**** INPUT ROWS ****
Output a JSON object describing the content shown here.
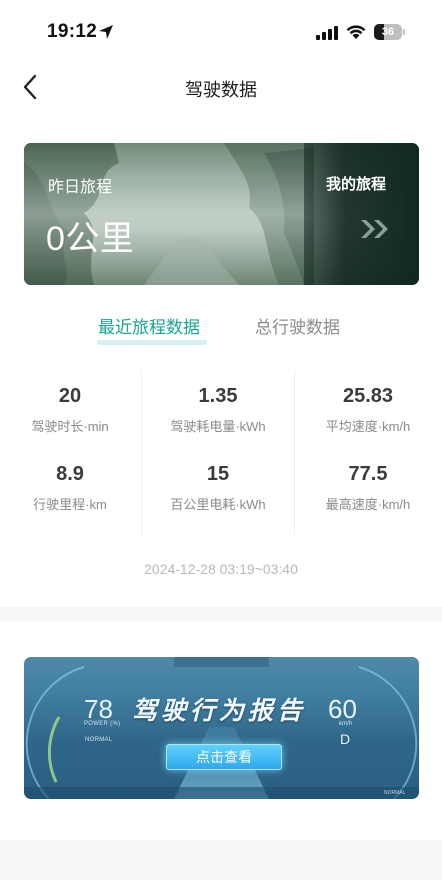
{
  "status_bar": {
    "time": "19:12",
    "battery_level": "36",
    "icons": [
      "location-arrow-icon",
      "signal-icon",
      "wifi-icon",
      "battery-icon"
    ]
  },
  "nav": {
    "back_icon": "chevron-left-icon",
    "title": "驾驶数据"
  },
  "banner": {
    "yesterday_label": "昨日旅程",
    "yesterday_value": "0公里",
    "my_trip_label": "我的旅程",
    "chevron_icon": "double-chevron-right-icon"
  },
  "tabs": [
    {
      "label": "最近旅程数据",
      "active": true
    },
    {
      "label": "总行驶数据",
      "active": false
    }
  ],
  "stats": [
    {
      "value": "20",
      "label": "驾驶时长·min"
    },
    {
      "value": "1.35",
      "label": "驾驶耗电量·kWh"
    },
    {
      "value": "25.83",
      "label": "平均速度·km/h"
    },
    {
      "value": "8.9",
      "label": "行驶里程·km"
    },
    {
      "value": "15",
      "label": "百公里电耗·kWh"
    },
    {
      "value": "77.5",
      "label": "最高速度·km/h"
    }
  ],
  "trip_time": "2024-12-28 03:19~03:40",
  "report": {
    "title": "驾驶行为报告",
    "button_label": "点击查看",
    "left_gauge_value": "78",
    "left_gauge_caption": "POWER (%)",
    "left_gauge_mode": "NORMAL",
    "right_gauge_value": "60",
    "right_gauge_unit": "km/h",
    "right_gauge_gear": "D",
    "bottom_right_text": "NORMAL"
  },
  "colors": {
    "accent": "#19a595",
    "tab_underline": "#d6f1ee",
    "banner_dark": "#0f2a22"
  }
}
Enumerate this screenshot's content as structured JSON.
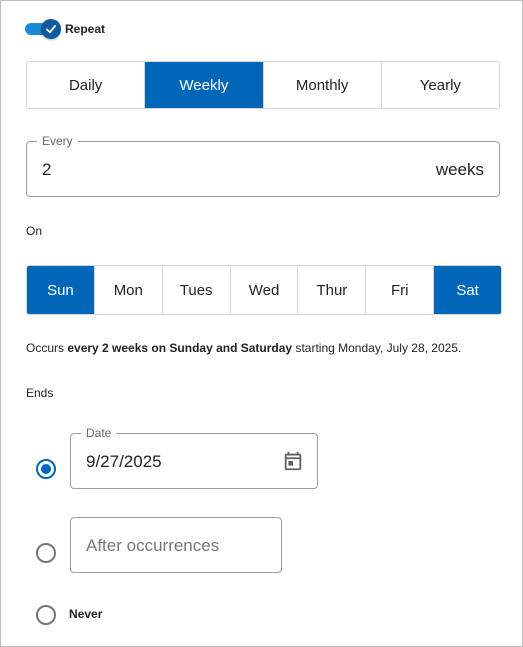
{
  "repeat": {
    "label": "Repeat",
    "enabled": true
  },
  "frequency": {
    "options": [
      "Daily",
      "Weekly",
      "Monthly",
      "Yearly"
    ],
    "selected": "Weekly"
  },
  "every": {
    "legend": "Every",
    "value": "2",
    "suffix": "weeks"
  },
  "on": {
    "label": "On",
    "days": [
      "Sun",
      "Mon",
      "Tues",
      "Wed",
      "Thur",
      "Fri",
      "Sat"
    ],
    "selected": [
      "Sun",
      "Sat"
    ]
  },
  "summary": {
    "prefix": "Occurs ",
    "highlight": "every 2 weeks on Sunday and Saturday",
    "suffix": " starting Monday, July 28, 2025."
  },
  "ends": {
    "label": "Ends",
    "selected_option": "date",
    "date": {
      "legend": "Date",
      "value": "9/27/2025",
      "icon": "calendar-icon"
    },
    "after": {
      "placeholder": "After occurrences",
      "value": ""
    },
    "never": {
      "label": "Never"
    }
  },
  "colors": {
    "accent": "#0067b8",
    "toggle_track": "#1a8ad8",
    "toggle_thumb": "#0d5a9e"
  }
}
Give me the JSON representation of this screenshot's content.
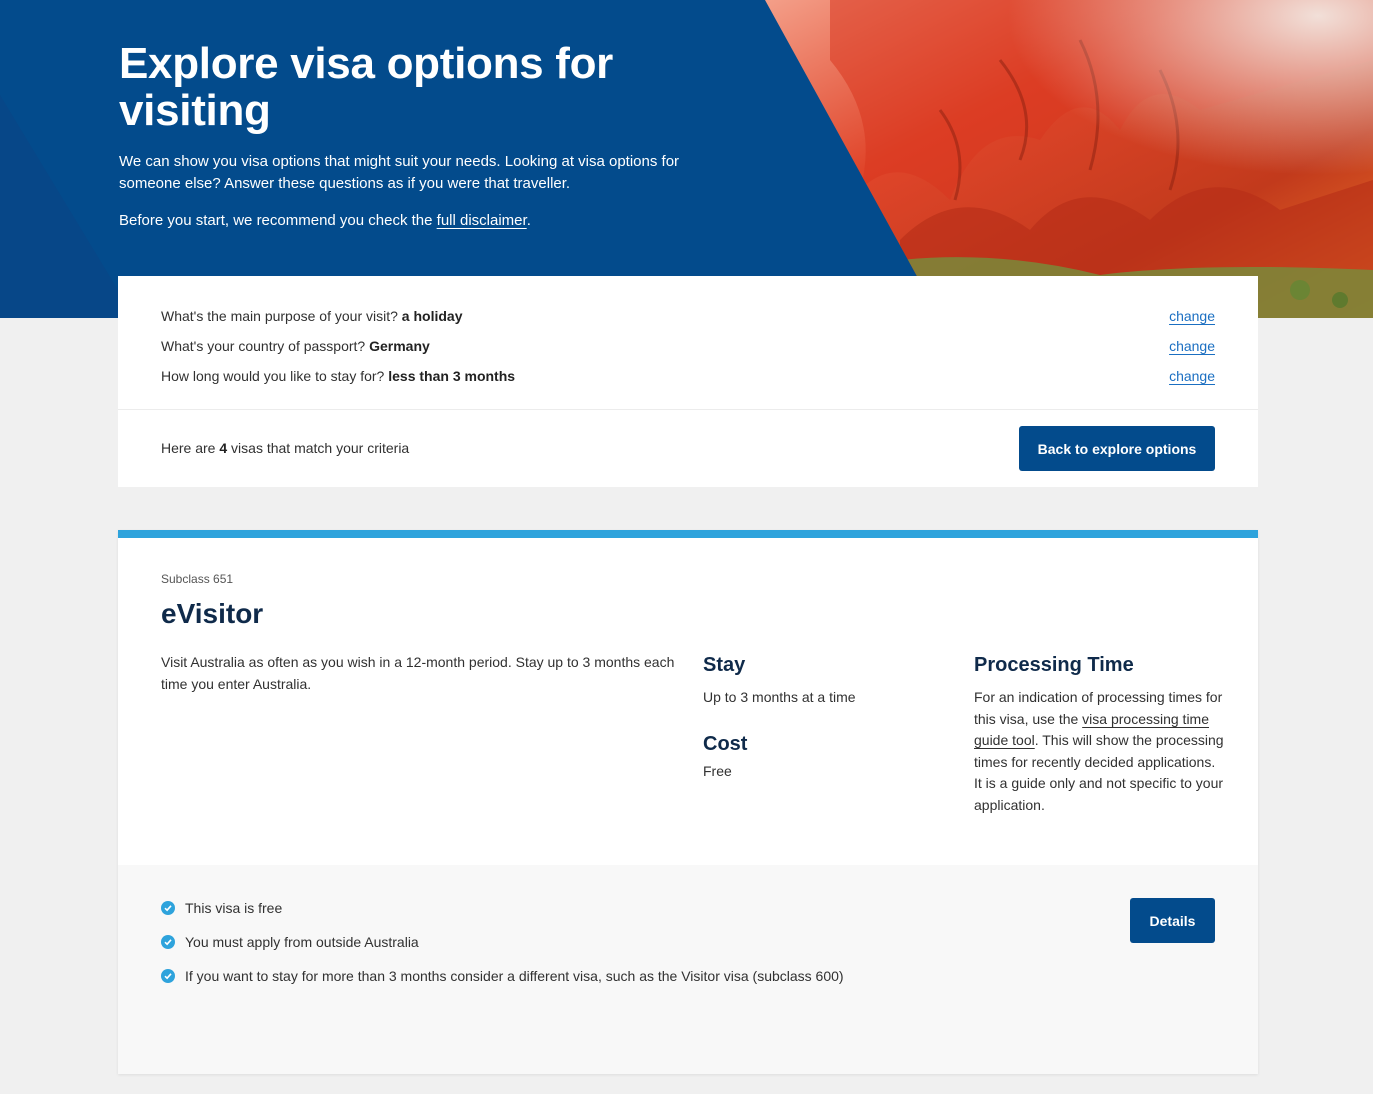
{
  "hero": {
    "title": "Explore visa options for visiting",
    "intro": "We can show you visa options that might suit your needs. Looking at visa options for someone else? Answer these questions as if you were that traveller.",
    "disclaimer_prefix": "Before you start, we recommend you check the ",
    "disclaimer_link": "full disclaimer",
    "disclaimer_suffix": "."
  },
  "criteria": {
    "rows": [
      {
        "question": "What's the main purpose of your visit? ",
        "answer": "a holiday",
        "link": "change"
      },
      {
        "question": "What's your country of passport? ",
        "answer": "Germany",
        "link": "change"
      },
      {
        "question": "How long would you like to stay for? ",
        "answer": "less than 3 months",
        "link": "change"
      }
    ],
    "match_prefix": "Here are ",
    "match_count": "4",
    "match_suffix": " visas that match your criteria",
    "back_button": "Back to explore options"
  },
  "visa": {
    "subclass": "Subclass 651",
    "name": "eVisitor",
    "description": "Visit Australia as often as you wish in a 12-month period. Stay up to 3 months each time you enter Australia.",
    "stay_heading": "Stay",
    "stay_text": "Up to 3 months at a time",
    "cost_heading": "Cost",
    "cost_text": "Free",
    "processing_heading": "Processing Time",
    "processing_prefix": "For an indication of processing times for this visa, use the ",
    "processing_link": "visa processing time guide tool",
    "processing_suffix": ". This will show the processing times for recently decided applications. It is a guide only and not specific to your application.",
    "bullets": [
      "This visa is free",
      "You must apply from outside Australia",
      "If you want to stay for more than 3 months consider a different visa, such as the Visitor visa (subclass 600)"
    ],
    "details_button": "Details"
  },
  "colors": {
    "brand_blue": "#034b8c",
    "accent_blue": "#2ea3dc",
    "link_blue": "#1b6fc2"
  }
}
****
STATED PROBLEM - Say how many lines in this material hold "JSON", and say nothing else.

RESULT OF THE TASK - 3